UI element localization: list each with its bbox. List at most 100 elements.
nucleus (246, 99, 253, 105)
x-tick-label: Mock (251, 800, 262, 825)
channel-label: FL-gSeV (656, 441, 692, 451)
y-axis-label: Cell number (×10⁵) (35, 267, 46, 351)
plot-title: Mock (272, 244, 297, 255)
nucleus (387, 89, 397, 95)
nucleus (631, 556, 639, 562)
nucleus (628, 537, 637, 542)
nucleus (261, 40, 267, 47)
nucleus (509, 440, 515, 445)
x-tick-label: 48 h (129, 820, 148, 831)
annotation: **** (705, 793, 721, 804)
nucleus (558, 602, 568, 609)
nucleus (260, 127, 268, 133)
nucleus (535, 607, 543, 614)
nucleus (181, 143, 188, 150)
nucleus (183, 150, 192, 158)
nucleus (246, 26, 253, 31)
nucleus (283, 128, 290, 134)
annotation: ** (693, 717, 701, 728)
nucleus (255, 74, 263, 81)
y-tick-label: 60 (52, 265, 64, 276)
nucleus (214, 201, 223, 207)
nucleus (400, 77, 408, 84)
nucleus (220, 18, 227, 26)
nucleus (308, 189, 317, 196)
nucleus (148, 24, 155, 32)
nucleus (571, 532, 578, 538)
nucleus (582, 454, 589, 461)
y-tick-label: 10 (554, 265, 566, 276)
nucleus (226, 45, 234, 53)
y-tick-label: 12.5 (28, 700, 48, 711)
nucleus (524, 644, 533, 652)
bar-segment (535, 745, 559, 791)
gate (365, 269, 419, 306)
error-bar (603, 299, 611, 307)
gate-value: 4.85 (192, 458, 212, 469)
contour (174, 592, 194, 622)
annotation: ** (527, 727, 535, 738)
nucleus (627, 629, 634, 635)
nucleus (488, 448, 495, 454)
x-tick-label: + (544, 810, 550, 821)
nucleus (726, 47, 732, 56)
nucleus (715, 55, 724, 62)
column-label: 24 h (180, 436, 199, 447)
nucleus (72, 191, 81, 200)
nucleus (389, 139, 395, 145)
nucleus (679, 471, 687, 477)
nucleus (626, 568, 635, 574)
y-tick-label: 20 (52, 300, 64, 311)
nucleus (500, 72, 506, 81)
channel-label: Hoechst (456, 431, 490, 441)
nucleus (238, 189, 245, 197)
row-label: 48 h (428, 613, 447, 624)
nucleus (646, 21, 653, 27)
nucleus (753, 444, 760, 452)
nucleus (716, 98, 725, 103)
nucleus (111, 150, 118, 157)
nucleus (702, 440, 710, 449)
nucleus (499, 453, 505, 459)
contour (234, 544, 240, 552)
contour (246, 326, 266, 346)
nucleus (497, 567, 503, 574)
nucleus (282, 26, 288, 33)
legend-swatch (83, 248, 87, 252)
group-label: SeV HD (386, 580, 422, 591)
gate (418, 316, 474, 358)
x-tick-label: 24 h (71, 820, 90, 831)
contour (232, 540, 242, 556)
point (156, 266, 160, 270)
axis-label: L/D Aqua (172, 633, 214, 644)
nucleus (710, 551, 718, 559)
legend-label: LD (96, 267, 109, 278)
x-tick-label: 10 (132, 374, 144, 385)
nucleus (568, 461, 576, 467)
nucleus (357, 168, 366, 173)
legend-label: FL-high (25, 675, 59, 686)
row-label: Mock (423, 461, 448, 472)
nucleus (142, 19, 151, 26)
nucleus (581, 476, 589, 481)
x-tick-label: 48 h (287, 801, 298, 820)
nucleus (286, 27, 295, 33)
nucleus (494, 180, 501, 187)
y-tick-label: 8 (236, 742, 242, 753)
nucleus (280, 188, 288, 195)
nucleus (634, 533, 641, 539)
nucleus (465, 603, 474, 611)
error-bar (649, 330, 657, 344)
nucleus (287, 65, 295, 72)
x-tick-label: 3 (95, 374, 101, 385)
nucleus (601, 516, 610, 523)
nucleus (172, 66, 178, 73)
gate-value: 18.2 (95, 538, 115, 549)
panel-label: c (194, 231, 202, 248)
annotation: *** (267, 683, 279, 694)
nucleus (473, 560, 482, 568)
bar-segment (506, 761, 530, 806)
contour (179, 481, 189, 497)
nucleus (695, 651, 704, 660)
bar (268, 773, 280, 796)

● ● ● ●

**Exercise directions**
Edit the entries from the first line up to and including the line with "nucleus (387, 89, 397, 95)": swap "plot-title" for "panel-title" and reproduce those lines with nothing else altered.

**Final result**
UI element localization: list each with its bbox. List at most 100 elements.
nucleus (246, 99, 253, 105)
x-tick-label: Mock (251, 800, 262, 825)
channel-label: FL-gSeV (656, 441, 692, 451)
y-axis-label: Cell number (×10⁵) (35, 267, 46, 351)
panel-title: Mock (272, 244, 297, 255)
nucleus (387, 89, 397, 95)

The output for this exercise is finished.